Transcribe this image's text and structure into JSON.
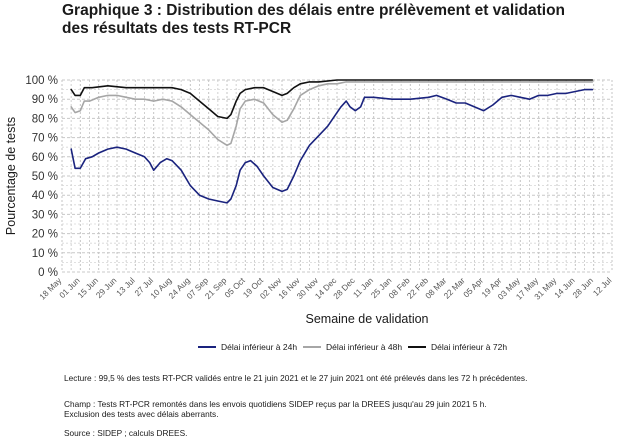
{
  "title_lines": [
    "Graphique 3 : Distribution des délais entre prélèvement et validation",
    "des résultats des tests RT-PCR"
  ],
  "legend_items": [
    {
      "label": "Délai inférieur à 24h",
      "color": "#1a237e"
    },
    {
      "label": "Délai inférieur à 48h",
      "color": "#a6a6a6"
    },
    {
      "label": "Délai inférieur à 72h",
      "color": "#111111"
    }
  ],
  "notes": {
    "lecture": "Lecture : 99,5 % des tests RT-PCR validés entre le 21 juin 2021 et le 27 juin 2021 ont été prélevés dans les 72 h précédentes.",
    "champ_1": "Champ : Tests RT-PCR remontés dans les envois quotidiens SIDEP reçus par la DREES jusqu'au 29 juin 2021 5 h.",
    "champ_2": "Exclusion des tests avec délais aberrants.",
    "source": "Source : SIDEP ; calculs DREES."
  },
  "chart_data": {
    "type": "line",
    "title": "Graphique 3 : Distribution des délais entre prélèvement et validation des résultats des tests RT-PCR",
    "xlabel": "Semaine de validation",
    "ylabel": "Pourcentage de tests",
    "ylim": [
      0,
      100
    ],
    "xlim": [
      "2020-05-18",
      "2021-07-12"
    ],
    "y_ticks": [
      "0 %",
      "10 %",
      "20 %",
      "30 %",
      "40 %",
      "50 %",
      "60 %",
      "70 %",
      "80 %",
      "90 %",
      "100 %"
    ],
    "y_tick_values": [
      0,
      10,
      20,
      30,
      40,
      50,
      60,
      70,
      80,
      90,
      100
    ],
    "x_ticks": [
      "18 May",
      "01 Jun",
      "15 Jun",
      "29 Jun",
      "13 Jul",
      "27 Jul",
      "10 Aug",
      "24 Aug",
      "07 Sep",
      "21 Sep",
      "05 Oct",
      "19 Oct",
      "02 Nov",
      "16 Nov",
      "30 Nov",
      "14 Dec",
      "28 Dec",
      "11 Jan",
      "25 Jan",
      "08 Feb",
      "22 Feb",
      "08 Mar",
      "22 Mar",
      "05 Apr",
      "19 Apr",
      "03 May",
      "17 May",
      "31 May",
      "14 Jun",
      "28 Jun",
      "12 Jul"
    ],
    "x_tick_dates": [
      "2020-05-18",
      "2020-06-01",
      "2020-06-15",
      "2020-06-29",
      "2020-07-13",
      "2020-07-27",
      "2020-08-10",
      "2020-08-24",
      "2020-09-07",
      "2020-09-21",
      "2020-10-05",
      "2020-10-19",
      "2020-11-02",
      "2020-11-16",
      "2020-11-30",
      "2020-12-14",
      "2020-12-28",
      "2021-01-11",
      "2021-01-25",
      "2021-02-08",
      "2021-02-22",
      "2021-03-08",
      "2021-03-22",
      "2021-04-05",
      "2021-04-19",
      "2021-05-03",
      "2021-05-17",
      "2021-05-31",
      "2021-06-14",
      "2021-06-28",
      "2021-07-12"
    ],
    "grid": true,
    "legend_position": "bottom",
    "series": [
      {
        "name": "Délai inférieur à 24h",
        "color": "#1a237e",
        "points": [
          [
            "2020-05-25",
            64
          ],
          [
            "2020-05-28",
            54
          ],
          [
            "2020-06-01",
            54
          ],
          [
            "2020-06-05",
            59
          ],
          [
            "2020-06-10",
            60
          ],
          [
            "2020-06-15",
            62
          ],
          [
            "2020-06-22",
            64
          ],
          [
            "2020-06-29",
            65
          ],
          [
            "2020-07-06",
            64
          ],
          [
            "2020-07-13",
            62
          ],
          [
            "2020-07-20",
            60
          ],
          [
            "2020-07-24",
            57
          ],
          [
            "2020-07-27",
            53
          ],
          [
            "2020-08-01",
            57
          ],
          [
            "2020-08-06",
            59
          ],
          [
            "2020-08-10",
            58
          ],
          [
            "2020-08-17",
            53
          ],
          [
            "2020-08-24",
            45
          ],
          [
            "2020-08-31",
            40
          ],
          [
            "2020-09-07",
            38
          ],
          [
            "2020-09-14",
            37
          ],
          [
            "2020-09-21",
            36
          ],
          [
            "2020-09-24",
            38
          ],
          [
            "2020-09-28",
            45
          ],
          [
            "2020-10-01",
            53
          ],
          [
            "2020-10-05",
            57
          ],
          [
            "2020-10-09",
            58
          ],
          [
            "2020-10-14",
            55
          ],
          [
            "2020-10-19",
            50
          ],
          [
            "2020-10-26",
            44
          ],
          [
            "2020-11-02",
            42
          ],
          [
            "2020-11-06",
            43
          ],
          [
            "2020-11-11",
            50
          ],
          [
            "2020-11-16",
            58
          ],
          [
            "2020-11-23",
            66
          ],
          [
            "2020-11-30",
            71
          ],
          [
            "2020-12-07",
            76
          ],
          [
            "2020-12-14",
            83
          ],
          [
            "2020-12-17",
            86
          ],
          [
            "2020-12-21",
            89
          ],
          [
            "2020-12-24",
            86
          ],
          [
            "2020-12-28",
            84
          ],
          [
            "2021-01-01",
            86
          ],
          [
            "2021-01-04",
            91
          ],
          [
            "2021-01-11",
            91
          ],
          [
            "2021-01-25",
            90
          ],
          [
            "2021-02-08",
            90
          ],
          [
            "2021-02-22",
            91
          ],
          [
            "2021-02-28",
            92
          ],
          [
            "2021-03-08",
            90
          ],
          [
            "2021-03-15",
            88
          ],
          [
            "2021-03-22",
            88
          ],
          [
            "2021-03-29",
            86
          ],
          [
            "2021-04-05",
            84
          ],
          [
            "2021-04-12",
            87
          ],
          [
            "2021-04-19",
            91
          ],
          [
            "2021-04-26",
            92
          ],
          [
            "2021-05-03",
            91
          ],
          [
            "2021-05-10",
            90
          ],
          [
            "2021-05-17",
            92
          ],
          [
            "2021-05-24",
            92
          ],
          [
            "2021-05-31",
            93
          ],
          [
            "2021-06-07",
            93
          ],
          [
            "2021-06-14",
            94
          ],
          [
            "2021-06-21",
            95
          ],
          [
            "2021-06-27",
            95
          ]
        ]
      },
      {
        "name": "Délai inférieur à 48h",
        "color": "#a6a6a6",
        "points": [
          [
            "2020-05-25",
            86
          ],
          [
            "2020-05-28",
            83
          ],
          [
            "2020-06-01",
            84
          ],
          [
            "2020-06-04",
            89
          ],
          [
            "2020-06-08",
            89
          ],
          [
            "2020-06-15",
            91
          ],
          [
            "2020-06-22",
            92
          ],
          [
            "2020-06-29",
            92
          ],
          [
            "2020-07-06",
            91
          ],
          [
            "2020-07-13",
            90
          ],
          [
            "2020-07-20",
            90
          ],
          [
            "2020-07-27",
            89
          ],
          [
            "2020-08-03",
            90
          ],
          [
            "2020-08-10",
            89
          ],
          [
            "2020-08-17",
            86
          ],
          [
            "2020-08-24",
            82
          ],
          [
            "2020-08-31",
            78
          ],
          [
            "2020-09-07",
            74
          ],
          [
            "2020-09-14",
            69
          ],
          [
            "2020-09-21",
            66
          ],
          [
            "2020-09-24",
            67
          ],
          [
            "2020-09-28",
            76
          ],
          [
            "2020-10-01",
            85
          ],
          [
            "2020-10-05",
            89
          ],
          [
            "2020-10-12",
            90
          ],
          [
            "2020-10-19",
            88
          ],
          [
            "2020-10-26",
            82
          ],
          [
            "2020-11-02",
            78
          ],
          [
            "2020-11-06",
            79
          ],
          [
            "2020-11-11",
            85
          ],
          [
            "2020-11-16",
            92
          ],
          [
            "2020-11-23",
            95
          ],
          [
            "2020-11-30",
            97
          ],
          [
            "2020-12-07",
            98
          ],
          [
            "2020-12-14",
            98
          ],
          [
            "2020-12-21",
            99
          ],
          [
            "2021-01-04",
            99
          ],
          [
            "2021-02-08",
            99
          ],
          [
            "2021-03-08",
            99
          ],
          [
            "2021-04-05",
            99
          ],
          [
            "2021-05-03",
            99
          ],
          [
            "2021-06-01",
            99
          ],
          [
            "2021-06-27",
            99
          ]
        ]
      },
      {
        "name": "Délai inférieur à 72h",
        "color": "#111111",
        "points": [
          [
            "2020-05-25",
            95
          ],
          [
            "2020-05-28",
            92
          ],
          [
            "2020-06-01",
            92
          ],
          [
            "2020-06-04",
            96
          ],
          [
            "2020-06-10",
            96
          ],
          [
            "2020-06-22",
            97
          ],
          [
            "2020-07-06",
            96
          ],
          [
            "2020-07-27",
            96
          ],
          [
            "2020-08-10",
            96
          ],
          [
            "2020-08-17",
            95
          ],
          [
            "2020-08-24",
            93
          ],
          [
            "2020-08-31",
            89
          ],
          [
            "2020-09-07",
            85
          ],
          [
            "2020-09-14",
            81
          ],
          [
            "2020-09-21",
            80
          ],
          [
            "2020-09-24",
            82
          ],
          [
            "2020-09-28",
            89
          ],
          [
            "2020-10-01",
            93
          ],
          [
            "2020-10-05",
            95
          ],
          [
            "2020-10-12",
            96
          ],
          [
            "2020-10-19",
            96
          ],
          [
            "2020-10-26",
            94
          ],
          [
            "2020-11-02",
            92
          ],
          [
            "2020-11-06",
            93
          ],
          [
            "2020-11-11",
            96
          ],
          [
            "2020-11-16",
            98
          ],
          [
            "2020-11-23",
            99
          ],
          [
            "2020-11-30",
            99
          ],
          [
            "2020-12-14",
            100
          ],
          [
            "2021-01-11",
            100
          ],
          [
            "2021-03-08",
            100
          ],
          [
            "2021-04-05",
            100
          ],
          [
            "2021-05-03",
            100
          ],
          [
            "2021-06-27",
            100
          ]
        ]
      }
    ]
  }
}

* * *

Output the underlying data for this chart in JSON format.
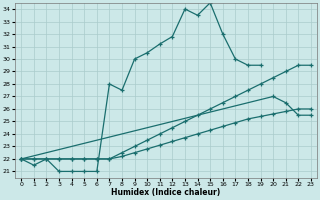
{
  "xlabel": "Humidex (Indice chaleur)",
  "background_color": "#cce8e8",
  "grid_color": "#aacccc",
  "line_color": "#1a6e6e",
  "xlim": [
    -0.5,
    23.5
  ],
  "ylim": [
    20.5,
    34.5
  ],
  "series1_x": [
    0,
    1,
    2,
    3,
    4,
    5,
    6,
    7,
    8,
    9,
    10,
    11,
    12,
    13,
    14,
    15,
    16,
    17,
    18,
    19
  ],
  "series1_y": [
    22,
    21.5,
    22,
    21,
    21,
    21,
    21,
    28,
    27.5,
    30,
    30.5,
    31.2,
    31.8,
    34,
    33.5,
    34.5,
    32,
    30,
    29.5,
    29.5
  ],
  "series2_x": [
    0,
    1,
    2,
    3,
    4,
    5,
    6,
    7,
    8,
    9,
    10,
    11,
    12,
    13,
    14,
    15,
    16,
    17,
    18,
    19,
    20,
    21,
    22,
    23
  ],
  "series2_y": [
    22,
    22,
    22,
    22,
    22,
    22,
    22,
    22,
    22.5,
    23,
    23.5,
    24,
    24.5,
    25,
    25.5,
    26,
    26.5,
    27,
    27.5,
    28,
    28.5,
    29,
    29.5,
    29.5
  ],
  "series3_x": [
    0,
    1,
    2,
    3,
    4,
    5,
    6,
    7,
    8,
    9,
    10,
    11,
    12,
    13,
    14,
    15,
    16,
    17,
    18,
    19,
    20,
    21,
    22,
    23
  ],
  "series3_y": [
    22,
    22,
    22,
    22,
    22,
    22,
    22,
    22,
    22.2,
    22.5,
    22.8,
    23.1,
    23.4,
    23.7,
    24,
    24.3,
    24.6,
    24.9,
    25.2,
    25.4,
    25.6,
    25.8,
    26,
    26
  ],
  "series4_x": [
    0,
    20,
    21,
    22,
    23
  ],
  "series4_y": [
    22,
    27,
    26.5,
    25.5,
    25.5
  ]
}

==

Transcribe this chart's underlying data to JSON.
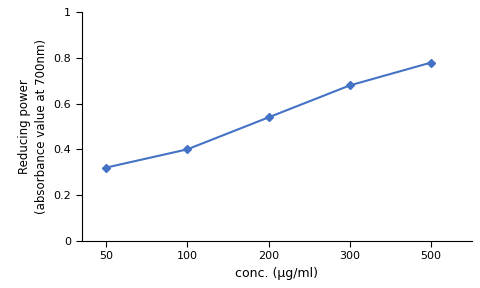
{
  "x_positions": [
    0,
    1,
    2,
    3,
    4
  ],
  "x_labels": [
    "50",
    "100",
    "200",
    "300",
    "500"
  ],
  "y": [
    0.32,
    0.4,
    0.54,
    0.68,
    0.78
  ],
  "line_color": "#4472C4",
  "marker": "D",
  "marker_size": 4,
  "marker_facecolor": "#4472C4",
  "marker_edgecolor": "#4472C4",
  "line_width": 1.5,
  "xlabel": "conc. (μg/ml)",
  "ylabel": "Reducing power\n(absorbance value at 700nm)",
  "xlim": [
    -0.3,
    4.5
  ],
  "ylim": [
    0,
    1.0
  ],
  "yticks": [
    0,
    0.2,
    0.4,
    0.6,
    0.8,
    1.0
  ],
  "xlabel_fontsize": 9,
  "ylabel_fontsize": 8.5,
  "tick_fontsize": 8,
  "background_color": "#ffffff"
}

#### [Directions for this task]
Gather each line in these records that contains the string "Graphique".

#### [Solution for this task]
    "Graphique 3 : Distribution des délais entre prélèvement et validation",
    "title": "Graphique 3 : Distribution des délais entre prélèvement et validation des résultats des tests RT-PCR",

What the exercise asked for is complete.